▶ **What is needed**
Once the pictures are set aside, transcribe the remaining data exactly.

[Dataset records]
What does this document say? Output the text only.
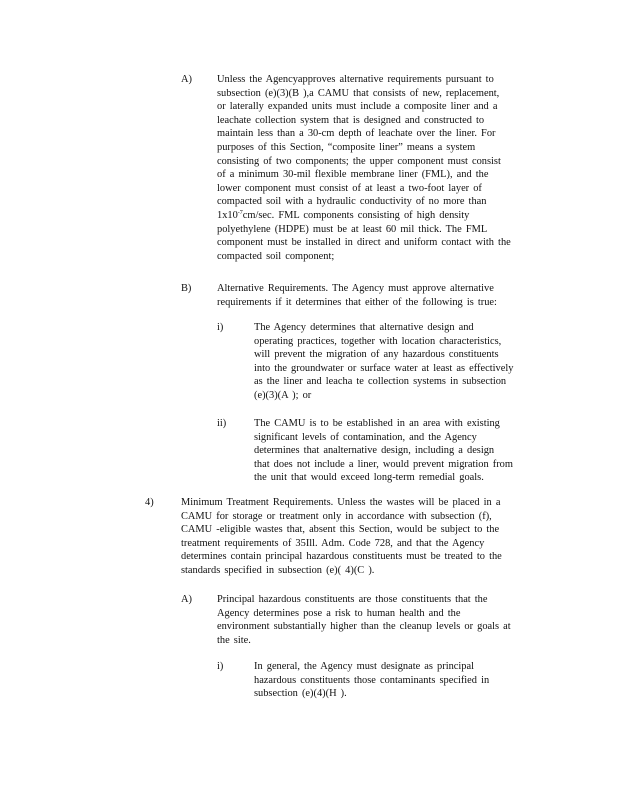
A) Unless the Agencyapproves alternative requirements pursuant to
subsection (e)(3)(B ),a CAMU that consists of new, replacement,
or laterally expanded units must include a composite liner and a
leachate collection system that is designed and constructed to
maintain less than a 30-cm depth of leachate over the liner. For
purposes of this Section, “composite liner” means a system
consisting of two components; the upper component must consist
of a minimum 30-mil flexible membrane liner (FML), and the
lower component must consist of at least a two-foot layer of
compacted soil with a hydraulic conductivity of no more than
$1x10^{-7}cm/\sec$. FML components consisting of high density
polyethylene (HDPE) must be at least 60 mil thick. The FML
component must be installed in direct and uniform contact with the
compacted soil component;
B) Alternative Requirements. The Agency must approve alternative
requirements if it determines that either of the following is true:
i)	The Agency determines that alternative design and
operating practices, together with location characteristics,
will prevent the migration of any hazardous constituents
into the groundwater or surface water at least as effectively
as the liner and leacha te collection systems in subsection
(e)(3)(A ); or
ii)	The CAMU is to be established in an area with existing
significant levels of contamination, and the Agency
determines that analternative design, including a design
that does not include a liner, would prevent migration from
the unit that would exceed long-term remedial goals.
4)	Minimum Treatment Requirements. Unless the wastes will be placed in a
CAMU for storage or treatment only in accordance with subsection (f),
CAMU -eligible wastes that, absent this Section, would be subject to the
treatment requirements of 35Ill. Adm. Code 728, and that the Agency
determines contain principal hazardous constituents must be treated to the
standards specified in subsection (e)( 4)(C ).
A) Principal hazardous constituents are those constituents that the
Agency determines pose a risk to human health and the
environment substantially higher than the cleanup levels or goals at
the site.
i)	In general, the Agency must designate as principal
hazardous constituents those contaminants specified in
subsection (e)(4)(H ).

▶ **Result for this exercise**
What does this document say? Output the text only.
A) Unless the Agencyapproves alternative requirements pursuant to
subsection (e)(3)(B ),a CAMU that consists of new, replacement,
or laterally expanded units must include a composite liner and a
leachate collection system that is designed and constructed to
maintain less than a 30-cm depth of leachate over the liner. For
purposes of this Section, “composite liner” means a system
consisting of two components; the upper component must consist
of a minimum 30-mil flexible membrane liner (FML), and the
lower component must consist of at least a two-foot layer of
compacted soil with a hydraulic conductivity of no more than
$1x10^{-7}cm/\sec$. FML components consisting of high density
polyethylene (HDPE) must be at least 60 mil thick. The FML
component must be installed in direct and uniform contact with the
compacted soil component;
B) Alternative Requirements. The Agency must approve alternative
requirements if it determines that either of the following is true:
i)	The Agency determines that alternative design and
operating practices, together with location characteristics,
will prevent the migration of any hazardous constituents
into the groundwater or surface water at least as effectively
as the liner and leacha te collection systems in subsection
(e)(3)(A ); or
ii)	The CAMU is to be established in an area with existing
significant levels of contamination, and the Agency
determines that analternative design, including a design
that does not include a liner, would prevent migration from
the unit that would exceed long-term remedial goals.
4)	Minimum Treatment Requirements. Unless the wastes will be placed in a
CAMU for storage or treatment only in accordance with subsection (f),
CAMU -eligible wastes that, absent this Section, would be subject to the
treatment requirements of 35Ill. Adm. Code 728, and that the Agency
determines contain principal hazardous constituents must be treated to the
standards specified in subsection (e)( 4)(C ).
A) Principal hazardous constituents are those constituents that the
Agency determines pose a risk to human health and the
environment substantially higher than the cleanup levels or goals at
the site.
i)	In general, the Agency must designate as principal
hazardous constituents those contaminants specified in
subsection (e)(4)(H ).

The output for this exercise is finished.